PROBLEM STATEMENT
Copy the mailing list message below word for word, in full.

TEXT EXTRACT
________
Open MPI logo

Open MPI Development Mailing List Archives

  |   Home   |   Support   |   FAQ   |   all Development mailing list

Subject: Re: [OMPI devel] [EXTERNAL] Re: bug in mca framework?
From: Igor Ivanov (igor.ivanov_at_[hidden])
Date: 2014-01-17 00:12:35


I have supposed that BML add_procs() is called by PML and I see such
call in ompi_mpi_init() as ".. ret = MCA_PML_CALL(add_procs(procs,
nprocs));...". Moreover BML add_procs() is called by SPML (OSHMEM`s PML)
in oshmem_shmem_init().
So it looks that all should be correct. Or am I still missing something?

Igor

On 16.01.2014 22:21, Barrett, Brian W wrote:
> If a process is using the Portals 4 MTL and calls shmem_init, the BTLS
> will be initialized properly, but as of right now, no one will call
> add_procs() on the BML (which calls add_procs() on the BTLs). So the
> first shmem communication will fail, because the proc lookup will fail
> inside the BTL. If the MPI layer doesn't call add_procs(), someone else
> has to. In this case, that someone else is the OpenSHMEM layer.
>
> Brian
>
> On 1/15/14 7:45 AM, "Igor Ivanov" <igor.ivanov_at_[hidden]> wrote:
>
>> Brian,
>>
>> Sorry for slow reaction.
________
GIVEN DATA
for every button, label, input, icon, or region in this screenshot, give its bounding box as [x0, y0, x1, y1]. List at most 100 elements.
________
RESPONSE
Open MPI logo

Open MPI Development Mailing List Archives

  |   Home   |   Support   |   FAQ   |   all Development mailing list

Subject: Re: [OMPI devel] [EXTERNAL] Re: bug in mca framework?
From: Igor Ivanov (igor.ivanov_at_[hidden])
Date: 2014-01-17 00:12:35


I have supposed that BML add_procs() is called by PML and I see such
call in ompi_mpi_init() as ".. ret = MCA_PML_CALL(add_procs(procs,
nprocs));...". Moreover BML add_procs() is called by SPML (OSHMEM`s PML)
in oshmem_shmem_init().
So it looks that all should be correct. Or am I still missing something?

Igor

On 16.01.2014 22:21, Barrett, Brian W wrote:
> If a process is using the Portals 4 MTL and calls shmem_init, the BTLS
> will be initialized properly, but as of right now, no one will call
> add_procs() on the BML (which calls add_procs() on the BTLs). So the
> first shmem communication will fail, because the proc lookup will fail
> inside the BTL. If the MPI layer doesn't call add_procs(), someone else
> has to. In this case, that someone else is the OpenSHMEM layer.
>
> Brian
>
> On 1/15/14 7:45 AM, "Igor Ivanov" <igor.ivanov_at_[hidden]> wrote:
>
>> Brian,
>>
>> Sorry for slow reaction.